*PROBLEM TO WORK ON*
Your task is to copy every line of the entries that contains "Impulse".

*THE INPUT*
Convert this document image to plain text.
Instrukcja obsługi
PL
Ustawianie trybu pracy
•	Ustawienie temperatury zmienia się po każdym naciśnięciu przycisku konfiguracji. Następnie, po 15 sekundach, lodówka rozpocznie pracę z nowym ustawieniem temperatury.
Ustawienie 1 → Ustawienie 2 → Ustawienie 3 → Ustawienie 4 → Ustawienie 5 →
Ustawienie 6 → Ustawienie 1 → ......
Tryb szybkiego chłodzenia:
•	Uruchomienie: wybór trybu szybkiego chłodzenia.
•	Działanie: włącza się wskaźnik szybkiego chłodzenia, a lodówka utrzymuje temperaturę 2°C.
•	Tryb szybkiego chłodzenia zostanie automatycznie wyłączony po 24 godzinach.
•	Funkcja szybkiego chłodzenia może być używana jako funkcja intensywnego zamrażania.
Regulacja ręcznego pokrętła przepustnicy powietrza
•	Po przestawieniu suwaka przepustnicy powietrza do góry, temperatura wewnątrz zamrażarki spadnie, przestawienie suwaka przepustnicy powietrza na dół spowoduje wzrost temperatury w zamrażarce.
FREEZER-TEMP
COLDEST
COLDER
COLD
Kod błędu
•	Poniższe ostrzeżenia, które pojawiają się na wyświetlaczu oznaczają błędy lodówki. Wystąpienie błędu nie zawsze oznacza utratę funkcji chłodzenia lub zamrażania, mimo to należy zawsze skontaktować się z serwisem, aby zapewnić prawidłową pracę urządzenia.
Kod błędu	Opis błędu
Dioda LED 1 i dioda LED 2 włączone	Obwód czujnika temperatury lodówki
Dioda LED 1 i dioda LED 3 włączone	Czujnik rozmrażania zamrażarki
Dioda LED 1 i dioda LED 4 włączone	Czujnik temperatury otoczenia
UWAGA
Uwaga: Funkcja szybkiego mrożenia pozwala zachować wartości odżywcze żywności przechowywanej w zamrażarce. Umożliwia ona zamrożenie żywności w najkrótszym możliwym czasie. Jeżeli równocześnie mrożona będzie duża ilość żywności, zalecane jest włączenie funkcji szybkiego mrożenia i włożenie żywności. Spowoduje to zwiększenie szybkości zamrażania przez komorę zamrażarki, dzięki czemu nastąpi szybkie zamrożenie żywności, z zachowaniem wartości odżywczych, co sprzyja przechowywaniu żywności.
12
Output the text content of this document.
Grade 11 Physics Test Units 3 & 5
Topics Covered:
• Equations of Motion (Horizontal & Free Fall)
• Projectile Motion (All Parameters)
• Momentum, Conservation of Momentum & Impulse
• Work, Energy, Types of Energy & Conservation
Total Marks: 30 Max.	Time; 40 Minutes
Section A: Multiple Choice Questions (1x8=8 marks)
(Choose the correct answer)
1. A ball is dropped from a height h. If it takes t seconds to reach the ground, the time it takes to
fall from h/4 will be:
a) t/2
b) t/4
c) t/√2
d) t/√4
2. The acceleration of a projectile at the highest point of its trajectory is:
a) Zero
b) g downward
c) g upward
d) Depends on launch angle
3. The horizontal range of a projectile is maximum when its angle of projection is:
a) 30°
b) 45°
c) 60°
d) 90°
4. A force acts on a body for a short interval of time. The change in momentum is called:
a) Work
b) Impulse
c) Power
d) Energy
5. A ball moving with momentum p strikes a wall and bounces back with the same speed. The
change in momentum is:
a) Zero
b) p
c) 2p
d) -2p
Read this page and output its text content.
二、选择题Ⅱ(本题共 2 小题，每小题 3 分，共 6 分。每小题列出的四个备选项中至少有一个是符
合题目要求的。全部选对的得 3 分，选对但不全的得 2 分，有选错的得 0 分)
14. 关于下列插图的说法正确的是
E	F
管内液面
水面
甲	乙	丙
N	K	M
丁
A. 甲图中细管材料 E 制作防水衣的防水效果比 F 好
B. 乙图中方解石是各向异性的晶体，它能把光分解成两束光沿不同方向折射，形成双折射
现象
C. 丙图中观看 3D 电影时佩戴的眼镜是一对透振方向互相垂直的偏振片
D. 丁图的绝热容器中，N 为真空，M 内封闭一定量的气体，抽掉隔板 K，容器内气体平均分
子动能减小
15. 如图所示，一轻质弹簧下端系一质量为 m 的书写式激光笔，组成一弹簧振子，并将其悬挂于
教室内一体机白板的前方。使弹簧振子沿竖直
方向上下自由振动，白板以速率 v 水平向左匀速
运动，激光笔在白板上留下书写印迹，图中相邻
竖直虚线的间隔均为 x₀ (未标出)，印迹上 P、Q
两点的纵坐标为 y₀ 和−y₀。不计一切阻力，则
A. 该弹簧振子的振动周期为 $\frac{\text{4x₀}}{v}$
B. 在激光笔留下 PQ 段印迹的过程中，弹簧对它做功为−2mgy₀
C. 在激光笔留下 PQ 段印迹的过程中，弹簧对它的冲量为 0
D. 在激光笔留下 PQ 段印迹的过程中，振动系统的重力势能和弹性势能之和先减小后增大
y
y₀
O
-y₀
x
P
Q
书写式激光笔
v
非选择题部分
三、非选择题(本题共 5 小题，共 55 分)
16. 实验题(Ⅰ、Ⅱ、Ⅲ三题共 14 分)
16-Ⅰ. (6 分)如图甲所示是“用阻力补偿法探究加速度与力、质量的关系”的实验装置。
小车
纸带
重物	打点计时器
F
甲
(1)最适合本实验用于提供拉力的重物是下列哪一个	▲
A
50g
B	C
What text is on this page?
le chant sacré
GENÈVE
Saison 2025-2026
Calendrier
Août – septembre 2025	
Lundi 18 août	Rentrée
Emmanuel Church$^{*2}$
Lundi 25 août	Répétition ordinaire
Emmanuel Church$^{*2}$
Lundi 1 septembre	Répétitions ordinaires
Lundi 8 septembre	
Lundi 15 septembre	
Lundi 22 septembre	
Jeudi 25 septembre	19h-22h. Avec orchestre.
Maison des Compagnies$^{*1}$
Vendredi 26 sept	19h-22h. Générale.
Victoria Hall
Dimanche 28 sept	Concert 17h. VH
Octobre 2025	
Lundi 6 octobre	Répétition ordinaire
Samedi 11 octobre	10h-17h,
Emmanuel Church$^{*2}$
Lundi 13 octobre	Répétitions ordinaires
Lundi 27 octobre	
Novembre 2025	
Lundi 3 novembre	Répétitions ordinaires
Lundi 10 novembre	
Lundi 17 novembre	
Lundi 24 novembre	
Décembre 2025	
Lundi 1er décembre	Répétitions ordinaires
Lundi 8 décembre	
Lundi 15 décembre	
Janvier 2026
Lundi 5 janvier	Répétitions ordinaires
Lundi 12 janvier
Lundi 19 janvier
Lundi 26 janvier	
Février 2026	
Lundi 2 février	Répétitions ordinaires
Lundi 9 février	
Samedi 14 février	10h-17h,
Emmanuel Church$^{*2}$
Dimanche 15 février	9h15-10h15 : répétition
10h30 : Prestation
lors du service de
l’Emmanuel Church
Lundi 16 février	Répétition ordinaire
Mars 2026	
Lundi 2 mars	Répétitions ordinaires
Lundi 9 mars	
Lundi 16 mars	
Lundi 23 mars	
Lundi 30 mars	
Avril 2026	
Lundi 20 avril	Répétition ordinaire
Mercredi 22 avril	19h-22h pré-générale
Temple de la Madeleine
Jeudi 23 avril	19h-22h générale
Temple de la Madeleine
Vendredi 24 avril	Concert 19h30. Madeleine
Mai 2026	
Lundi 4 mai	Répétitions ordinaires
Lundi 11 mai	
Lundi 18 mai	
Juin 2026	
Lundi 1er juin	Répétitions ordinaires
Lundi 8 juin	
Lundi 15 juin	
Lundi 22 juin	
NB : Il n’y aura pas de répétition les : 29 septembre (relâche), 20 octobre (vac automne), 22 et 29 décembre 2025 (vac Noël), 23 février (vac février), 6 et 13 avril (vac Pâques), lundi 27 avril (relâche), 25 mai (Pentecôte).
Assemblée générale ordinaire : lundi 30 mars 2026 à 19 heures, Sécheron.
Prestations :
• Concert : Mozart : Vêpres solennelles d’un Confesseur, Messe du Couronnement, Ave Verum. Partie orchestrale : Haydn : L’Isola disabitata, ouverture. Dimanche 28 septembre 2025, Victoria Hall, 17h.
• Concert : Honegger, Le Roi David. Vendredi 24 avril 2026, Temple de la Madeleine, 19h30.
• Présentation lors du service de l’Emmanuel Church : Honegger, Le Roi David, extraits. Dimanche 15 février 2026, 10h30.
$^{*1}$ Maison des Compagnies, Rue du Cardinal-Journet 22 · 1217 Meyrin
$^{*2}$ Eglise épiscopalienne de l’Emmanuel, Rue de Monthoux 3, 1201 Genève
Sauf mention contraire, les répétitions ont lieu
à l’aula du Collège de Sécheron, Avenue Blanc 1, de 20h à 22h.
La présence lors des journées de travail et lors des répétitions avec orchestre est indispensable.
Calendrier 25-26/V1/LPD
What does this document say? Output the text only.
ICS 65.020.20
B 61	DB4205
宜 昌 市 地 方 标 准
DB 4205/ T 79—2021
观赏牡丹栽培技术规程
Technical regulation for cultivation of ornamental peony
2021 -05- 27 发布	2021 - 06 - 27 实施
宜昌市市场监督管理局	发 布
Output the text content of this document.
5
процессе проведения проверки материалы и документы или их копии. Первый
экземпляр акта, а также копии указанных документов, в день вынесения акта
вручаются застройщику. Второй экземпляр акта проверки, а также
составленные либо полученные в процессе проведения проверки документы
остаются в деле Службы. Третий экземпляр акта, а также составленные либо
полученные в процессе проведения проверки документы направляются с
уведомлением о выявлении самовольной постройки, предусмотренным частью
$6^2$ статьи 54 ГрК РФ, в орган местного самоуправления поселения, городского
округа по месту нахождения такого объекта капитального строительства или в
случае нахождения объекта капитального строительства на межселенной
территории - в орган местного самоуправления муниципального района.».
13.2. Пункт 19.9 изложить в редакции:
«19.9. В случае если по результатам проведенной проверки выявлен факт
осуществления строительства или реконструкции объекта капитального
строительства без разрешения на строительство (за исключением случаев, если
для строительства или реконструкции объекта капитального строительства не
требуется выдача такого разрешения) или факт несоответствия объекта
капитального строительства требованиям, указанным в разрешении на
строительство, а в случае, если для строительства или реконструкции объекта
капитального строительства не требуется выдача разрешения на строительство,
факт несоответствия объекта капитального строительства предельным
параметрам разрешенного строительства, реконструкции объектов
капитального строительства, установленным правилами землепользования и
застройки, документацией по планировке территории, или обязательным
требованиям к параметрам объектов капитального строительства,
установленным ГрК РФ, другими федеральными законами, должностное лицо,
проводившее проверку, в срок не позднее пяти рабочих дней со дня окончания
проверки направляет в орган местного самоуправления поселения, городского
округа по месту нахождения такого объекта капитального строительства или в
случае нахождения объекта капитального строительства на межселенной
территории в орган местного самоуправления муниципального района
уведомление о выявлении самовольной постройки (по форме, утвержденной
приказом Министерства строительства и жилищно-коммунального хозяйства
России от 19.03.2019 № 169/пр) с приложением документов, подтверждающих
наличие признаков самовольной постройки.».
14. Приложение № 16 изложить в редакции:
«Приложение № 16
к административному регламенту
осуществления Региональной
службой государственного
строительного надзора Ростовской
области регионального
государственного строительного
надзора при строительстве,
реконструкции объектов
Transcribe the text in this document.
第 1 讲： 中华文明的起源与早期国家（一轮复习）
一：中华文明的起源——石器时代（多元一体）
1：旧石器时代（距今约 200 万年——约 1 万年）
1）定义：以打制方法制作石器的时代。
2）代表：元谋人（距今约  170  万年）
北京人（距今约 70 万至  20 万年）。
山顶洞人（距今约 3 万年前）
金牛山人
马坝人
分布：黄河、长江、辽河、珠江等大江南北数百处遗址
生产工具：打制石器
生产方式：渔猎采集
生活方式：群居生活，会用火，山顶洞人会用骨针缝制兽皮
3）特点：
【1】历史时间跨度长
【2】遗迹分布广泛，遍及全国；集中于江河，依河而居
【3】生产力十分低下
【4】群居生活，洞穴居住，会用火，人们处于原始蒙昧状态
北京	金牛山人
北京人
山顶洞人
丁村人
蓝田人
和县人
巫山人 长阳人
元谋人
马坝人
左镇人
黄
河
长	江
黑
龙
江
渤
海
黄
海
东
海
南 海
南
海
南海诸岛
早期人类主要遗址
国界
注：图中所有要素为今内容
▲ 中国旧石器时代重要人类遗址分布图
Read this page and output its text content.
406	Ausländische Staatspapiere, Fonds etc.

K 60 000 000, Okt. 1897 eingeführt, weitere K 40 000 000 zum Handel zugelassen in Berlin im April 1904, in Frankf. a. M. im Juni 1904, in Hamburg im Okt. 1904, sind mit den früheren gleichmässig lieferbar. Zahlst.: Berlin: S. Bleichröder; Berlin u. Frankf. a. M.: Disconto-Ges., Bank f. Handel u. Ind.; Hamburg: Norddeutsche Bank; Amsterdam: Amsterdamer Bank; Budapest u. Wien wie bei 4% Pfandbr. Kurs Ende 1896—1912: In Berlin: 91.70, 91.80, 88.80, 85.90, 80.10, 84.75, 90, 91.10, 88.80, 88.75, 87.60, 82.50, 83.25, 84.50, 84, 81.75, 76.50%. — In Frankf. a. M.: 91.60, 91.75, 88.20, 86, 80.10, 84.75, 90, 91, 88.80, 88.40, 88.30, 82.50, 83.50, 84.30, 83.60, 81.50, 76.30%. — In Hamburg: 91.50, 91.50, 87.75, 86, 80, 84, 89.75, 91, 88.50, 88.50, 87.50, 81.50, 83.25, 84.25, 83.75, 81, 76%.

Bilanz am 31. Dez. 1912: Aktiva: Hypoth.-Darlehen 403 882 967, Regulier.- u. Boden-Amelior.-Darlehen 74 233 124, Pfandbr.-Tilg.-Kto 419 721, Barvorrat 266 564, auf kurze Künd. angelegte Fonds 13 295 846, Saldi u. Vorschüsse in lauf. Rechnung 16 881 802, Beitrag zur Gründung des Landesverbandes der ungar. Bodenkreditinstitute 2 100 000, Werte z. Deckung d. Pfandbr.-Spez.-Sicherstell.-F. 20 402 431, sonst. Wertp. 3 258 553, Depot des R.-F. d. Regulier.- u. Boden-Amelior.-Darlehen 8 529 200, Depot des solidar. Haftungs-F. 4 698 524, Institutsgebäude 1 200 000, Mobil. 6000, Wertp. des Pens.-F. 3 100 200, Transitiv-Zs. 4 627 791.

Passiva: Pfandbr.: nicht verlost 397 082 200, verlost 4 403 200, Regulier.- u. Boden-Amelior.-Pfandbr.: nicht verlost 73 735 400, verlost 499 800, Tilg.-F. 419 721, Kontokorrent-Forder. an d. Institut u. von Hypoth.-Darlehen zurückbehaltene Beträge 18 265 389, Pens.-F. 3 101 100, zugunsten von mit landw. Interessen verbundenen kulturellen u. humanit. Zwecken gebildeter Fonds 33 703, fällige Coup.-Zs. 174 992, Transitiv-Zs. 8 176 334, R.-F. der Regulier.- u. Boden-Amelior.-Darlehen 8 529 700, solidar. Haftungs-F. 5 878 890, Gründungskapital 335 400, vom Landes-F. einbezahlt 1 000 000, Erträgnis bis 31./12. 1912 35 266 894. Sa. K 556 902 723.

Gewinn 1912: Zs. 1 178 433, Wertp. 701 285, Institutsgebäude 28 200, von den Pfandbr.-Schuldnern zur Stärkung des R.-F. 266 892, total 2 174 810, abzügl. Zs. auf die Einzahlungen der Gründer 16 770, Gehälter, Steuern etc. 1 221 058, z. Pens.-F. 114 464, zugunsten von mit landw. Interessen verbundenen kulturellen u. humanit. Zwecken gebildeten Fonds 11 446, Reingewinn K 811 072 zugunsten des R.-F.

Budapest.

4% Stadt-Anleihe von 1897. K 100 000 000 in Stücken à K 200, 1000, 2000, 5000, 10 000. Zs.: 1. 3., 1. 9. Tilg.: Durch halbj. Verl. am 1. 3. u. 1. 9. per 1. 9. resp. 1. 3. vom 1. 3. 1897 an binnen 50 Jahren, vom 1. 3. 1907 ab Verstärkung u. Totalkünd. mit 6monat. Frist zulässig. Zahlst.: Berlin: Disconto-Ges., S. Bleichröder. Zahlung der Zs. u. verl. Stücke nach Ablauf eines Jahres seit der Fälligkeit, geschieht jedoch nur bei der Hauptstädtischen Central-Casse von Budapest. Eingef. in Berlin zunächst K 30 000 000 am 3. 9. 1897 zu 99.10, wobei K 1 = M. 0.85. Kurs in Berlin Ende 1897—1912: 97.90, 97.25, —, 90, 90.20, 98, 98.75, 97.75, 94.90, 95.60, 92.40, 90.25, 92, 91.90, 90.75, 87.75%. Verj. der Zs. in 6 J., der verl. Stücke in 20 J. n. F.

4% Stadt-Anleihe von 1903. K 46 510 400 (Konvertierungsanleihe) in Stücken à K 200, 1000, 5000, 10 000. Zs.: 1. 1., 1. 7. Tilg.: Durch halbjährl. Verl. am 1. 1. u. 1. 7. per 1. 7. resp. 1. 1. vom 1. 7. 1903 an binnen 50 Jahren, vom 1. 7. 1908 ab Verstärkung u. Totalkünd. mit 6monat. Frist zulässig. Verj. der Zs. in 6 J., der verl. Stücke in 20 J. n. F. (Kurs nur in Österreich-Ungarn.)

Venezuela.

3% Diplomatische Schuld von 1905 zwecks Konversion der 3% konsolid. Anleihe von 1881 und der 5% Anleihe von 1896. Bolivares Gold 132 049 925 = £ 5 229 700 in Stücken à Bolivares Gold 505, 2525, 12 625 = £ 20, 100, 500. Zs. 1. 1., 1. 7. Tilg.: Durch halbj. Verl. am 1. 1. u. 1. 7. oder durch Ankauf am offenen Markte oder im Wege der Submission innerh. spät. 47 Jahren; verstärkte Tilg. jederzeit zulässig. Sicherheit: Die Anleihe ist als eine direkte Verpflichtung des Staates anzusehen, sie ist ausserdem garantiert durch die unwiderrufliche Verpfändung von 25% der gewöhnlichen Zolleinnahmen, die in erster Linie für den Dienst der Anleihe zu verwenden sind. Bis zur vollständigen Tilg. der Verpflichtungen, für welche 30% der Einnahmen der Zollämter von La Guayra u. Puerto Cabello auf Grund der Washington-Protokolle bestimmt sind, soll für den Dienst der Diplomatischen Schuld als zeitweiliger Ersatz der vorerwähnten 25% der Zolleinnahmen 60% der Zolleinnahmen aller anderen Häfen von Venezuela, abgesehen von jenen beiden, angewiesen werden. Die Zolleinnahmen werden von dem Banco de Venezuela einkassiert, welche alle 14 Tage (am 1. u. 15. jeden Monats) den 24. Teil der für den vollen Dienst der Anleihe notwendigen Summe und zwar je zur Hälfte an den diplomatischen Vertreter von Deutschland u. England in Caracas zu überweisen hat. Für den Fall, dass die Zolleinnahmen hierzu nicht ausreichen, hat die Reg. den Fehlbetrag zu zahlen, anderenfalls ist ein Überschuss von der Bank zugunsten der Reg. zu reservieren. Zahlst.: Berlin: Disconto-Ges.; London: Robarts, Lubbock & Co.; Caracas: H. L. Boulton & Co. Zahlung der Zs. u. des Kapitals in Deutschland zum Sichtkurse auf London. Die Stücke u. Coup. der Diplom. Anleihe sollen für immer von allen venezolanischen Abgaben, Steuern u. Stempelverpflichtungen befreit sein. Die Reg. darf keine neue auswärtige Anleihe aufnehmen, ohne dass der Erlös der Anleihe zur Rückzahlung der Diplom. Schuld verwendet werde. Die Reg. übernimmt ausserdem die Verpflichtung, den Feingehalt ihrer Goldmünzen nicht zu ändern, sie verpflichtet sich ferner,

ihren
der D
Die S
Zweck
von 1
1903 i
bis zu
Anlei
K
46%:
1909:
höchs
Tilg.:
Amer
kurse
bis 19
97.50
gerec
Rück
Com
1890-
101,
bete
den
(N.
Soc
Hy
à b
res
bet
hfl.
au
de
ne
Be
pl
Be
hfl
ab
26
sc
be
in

*SOLUTION*
• Momentum, Conservation of Momentum & Impulse
b) Impulse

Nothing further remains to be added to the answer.